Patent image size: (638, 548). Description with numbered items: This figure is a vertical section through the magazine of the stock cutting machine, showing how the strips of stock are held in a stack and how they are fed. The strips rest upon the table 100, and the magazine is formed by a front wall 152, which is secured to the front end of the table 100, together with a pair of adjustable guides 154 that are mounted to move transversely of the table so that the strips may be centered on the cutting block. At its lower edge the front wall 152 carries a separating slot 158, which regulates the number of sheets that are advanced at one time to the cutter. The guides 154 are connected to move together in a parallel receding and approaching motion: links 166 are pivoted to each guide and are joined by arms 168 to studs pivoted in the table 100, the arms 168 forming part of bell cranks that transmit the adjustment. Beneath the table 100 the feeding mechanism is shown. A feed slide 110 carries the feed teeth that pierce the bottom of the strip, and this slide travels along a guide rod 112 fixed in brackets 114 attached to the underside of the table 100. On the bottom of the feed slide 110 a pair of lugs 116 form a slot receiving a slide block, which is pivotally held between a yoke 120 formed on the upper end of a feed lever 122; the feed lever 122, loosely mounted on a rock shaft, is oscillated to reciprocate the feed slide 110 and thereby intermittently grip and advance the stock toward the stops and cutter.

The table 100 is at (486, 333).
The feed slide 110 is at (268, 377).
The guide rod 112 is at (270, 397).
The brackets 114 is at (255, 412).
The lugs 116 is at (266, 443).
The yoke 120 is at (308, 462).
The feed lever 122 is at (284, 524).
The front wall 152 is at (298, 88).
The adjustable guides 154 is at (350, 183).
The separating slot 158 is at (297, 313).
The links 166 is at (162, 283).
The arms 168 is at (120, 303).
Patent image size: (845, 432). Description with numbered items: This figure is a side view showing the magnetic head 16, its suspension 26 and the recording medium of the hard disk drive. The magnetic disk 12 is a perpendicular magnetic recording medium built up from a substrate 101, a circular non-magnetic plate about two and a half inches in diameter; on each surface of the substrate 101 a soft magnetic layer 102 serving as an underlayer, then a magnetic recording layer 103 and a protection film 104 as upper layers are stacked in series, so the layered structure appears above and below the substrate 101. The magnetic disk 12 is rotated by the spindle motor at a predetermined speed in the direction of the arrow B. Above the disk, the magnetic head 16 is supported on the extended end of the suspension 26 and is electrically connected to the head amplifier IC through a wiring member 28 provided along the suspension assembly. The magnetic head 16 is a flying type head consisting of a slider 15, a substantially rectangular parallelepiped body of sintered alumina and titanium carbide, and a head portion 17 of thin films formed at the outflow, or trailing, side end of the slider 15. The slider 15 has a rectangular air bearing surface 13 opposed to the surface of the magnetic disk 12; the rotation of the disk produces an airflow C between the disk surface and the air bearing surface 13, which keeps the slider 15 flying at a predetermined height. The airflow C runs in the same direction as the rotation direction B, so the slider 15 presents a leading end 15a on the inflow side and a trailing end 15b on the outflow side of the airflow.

## Goal
Please copy the items again, starting at the first one and ending at the line that contains "The arms 168 is at (120, 303).", and substitute "hopper" for "magazine", leaving everything else unchanged.

## Task output
Patent image size: (638, 548). Description with numbered items: This figure is a vertical section through the hopper of the stock cutting machine, showing how the strips of stock are held in a stack and how they are fed. The strips rest upon the table 100, and the hopper is formed by a front wall 152, which is secured to the front end of the table 100, together with a pair of adjustable guides 154 that are mounted to move transversely of the table so that the strips may be centered on the cutting block. At its lower edge the front wall 152 carries a separating slot 158, which regulates the number of sheets that are advanced at one time to the cutter. The guides 154 are connected to move together in a parallel receding and approaching motion: links 166 are pivoted to each guide and are joined by arms 168 to studs pivoted in the table 100, the arms 168 forming part of bell cranks that transmit the adjustment. Beneath the table 100 the feeding mechanism is shown. A feed slide 110 carries the feed teeth that pierce the bottom of the strip, and this slide travels along a guide rod 112 fixed in brackets 114 attached to the underside of the table 100. On the bottom of the feed slide 110 a pair of lugs 116 form a slot receiving a slide block, which is pivotally held between a yoke 120 formed on the upper end of a feed lever 122; the feed lever 122, loosely mounted on a rock shaft, is oscillated to reciprocate the feed slide 110 and thereby intermittently grip and advance the stock toward the stops and cutter.

The table 100 is at (486, 333).
The feed slide 110 is at (268, 377).
The guide rod 112 is at (270, 397).
The brackets 114 is at (255, 412).
The lugs 116 is at (266, 443).
The yoke 120 is at (308, 462).
The feed lever 122 is at (284, 524).
The front wall 152 is at (298, 88).
The adjustable guides 154 is at (350, 183).
The separating slot 158 is at (297, 313).
The links 166 is at (162, 283).
The arms 168 is at (120, 303).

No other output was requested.